**QUESTÕES A RESPONDER:**
a) Indique se cada afirmação abaixo está de acordo com o texto sobre as novas regras disciplinares do CNJ, respondendo sim ou não e citando literalmente as palavras do texto que decidem a questão. (i) A nova norma substitui a aposentadoria compulsória como sanção administrativa máxima. (ii) A proposta foi relatada pelo ministro Edson Fachin. (iii) A advertência e a censura deixam de existir como sanções disciplinares.
b) Dê continuidade ao texto sobre as novas regras disciplinares do CNJ a partir da última frase apresentada.

O Conselho Nacional de Justiça (CNJ) aprovou, nesta terça-feira (4/8), novas regras para responsabilização disciplinar de magistrados que cometerem infrações graves. A norma substitui a aposentadoria compulsória como sanção administrativa máxima e cria a penalidade de disponibilidade com proposta de perda do cargo, além de instituir um procedimento que poderá resultar no afastamento definitivo de juízes por decisão do Supremo Tribunal Federal (STF). A mudança adequa a Resolução CNJ n. 135/2011 ao entendimento firmado pelo STF de que a perda definitiva do cargo de magistrado vitalício depende de decisão judicial. A proposta, relatada pelo conselheiro Ulisses Rabaneda, altera quatro dispositivos da norma e mantém as demais sanções disciplinares já existentes: advertência, censura, remoção compulsória, disponibilidade e demissão para magistrados ainda não vitalícios.



Na avaliação do presidente do CNJ e do STF, ministro Edson Fachin, o novo ato normativo é resultado de um amplo processo de construção institucional. “É importante reconhecer que estamos diante de uma mudança significativa na forma de enxergar e tratar essa questão, considerando o cenário atual e o nível de desenvolvimento que observamos hoje. Por isso, estamos tratando o tema com atenção, levando em conta os desafios e as complexidades que ele apresenta”, destacou. Segundo Ulisses Rabaneda, a proposta foi construída após diálogo com entidades representativas da magistratura. “Tive a oportunidade de estar em reunião estatutária da Associação dos Magistrados Brasileiros (AMB), onde apresentei a proposta, esclareci dúvidas dos representantes dos magistrados brasileiros de cada estado da federação. Uma magistratura fortalecida com magistrados independentes é a garantia de manutenção do Estado Democrático de Direito. O que essa minuta faz é disciplinar apenas os efeitos funcionais e remuneratórios da disponibilidade até o trânsito em julgado”, afirmou.

Registros de dados coletados
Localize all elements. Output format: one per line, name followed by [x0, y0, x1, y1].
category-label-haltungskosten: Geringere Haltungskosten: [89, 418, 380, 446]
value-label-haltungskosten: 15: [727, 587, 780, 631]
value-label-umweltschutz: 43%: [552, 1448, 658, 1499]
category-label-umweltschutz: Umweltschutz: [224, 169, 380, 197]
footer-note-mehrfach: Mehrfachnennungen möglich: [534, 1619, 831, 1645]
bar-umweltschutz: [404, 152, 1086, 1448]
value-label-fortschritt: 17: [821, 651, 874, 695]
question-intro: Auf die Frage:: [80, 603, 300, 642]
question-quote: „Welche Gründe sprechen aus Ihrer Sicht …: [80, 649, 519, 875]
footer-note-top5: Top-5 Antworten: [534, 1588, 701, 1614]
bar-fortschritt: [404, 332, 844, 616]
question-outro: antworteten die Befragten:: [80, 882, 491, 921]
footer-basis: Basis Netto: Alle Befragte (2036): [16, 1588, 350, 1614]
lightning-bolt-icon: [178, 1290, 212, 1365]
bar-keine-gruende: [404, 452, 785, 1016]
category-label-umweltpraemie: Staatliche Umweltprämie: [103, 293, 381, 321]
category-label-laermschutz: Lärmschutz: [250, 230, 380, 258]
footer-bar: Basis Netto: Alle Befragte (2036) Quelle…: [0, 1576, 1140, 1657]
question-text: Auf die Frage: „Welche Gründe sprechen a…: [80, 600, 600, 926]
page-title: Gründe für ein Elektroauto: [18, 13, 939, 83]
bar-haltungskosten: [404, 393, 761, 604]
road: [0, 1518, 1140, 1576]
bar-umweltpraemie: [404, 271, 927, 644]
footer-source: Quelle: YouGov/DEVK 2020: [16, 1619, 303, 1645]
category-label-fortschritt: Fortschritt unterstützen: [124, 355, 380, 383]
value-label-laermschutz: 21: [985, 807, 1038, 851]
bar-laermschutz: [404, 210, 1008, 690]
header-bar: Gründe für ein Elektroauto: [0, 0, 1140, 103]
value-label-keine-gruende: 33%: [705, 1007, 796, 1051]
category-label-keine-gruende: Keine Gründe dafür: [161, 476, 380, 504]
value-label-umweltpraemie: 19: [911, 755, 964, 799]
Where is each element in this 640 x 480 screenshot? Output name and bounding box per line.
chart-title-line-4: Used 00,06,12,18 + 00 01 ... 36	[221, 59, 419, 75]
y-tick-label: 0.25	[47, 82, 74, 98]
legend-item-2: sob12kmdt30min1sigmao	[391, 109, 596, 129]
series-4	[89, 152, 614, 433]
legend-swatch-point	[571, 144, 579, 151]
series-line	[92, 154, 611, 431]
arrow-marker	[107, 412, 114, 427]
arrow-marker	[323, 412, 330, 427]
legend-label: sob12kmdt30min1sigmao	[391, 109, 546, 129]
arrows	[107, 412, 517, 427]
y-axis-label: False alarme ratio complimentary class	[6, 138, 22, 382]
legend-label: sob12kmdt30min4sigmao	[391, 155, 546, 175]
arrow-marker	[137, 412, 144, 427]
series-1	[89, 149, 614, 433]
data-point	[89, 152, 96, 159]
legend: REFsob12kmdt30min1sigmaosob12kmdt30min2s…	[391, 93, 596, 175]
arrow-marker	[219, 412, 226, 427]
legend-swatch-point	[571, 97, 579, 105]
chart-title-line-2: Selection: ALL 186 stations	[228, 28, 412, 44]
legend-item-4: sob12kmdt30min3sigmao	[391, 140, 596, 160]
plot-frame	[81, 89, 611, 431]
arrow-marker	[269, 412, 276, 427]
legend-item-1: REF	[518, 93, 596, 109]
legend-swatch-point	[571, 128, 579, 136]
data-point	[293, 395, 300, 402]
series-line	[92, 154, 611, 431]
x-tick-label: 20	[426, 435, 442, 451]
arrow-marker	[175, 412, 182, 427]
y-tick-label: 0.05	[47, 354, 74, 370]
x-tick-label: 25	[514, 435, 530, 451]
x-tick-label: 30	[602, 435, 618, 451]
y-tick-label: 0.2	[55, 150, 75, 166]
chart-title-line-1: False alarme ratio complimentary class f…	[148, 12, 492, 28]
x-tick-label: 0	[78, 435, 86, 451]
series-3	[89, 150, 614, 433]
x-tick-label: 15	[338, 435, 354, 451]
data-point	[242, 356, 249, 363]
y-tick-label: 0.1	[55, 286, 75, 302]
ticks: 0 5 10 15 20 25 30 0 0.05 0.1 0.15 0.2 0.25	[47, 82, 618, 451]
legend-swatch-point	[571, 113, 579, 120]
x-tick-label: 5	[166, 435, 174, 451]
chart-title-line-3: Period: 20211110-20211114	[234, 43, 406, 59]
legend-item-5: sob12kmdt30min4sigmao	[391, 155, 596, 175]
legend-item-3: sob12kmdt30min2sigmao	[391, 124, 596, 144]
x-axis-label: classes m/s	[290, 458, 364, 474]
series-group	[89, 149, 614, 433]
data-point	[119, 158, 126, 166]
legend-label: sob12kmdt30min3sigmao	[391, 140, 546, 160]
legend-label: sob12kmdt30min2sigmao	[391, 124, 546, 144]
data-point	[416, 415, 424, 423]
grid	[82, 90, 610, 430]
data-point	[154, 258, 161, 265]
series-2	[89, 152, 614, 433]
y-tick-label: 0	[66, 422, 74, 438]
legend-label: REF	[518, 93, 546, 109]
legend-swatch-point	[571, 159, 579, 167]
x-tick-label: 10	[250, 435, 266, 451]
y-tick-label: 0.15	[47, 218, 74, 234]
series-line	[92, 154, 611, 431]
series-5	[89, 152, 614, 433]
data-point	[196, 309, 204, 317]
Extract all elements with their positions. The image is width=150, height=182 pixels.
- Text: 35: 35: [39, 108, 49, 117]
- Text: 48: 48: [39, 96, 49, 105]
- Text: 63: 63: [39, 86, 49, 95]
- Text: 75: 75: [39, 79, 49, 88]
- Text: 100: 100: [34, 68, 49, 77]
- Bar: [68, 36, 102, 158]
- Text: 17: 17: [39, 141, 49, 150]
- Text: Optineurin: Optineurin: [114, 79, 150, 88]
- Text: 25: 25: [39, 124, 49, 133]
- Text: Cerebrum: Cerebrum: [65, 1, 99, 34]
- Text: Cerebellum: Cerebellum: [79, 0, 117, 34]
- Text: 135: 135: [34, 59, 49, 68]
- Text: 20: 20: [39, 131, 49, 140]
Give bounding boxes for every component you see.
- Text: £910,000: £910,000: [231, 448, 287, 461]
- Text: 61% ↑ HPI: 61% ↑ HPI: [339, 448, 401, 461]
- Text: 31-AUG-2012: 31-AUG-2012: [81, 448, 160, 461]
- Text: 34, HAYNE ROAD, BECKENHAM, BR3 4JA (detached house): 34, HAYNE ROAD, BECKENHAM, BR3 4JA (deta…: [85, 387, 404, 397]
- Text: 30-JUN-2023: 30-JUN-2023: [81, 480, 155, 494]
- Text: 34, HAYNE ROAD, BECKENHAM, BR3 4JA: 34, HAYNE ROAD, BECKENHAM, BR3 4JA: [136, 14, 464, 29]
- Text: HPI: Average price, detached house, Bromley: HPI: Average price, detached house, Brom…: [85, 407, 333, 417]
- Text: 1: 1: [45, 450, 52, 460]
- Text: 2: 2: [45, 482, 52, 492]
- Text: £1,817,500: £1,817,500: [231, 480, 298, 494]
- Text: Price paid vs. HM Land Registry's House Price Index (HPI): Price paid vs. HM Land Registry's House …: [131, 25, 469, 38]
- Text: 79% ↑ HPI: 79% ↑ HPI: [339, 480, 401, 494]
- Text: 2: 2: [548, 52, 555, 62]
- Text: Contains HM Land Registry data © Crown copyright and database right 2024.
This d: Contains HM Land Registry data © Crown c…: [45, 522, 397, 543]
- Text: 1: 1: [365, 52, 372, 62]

**RESPOSTAS:**
a) (i) Sim: "A norma substitui a aposentadoria compulsória como sanção administrativa máxima". (ii) Não: "A proposta, relatada pelo conselheiro Ulisses Rabaneda". (iii) Não: "mantém as demais sanções disciplinares já existentes: advertência, censura".

b)
Pelas novas regras, nos casos mais graves, o magistrado poderá ser colocado em disponibilidade com proposta de perda do cargo. Nessa hipótese, será imediatamente afastado das funções e passará a receber remuneração proporcional ao tempo de contribuição até a decisão definitiva do STF sobre a eventual perda do cargo. Outra inovação é a criação do reexame obrigatório pelo CNJ. Sempre que um tribunal aplicar essa penalidade, o processo deverá ser encaminhado ao Conselho para nova análise. Enquanto o reexame não for concluído, permanecem válidos o afastamento do magistrado e o pagamento proporcional dos vencimentos, mas ficam suspensos o envio da ação ao STF e o preenchimento definitivo da vaga.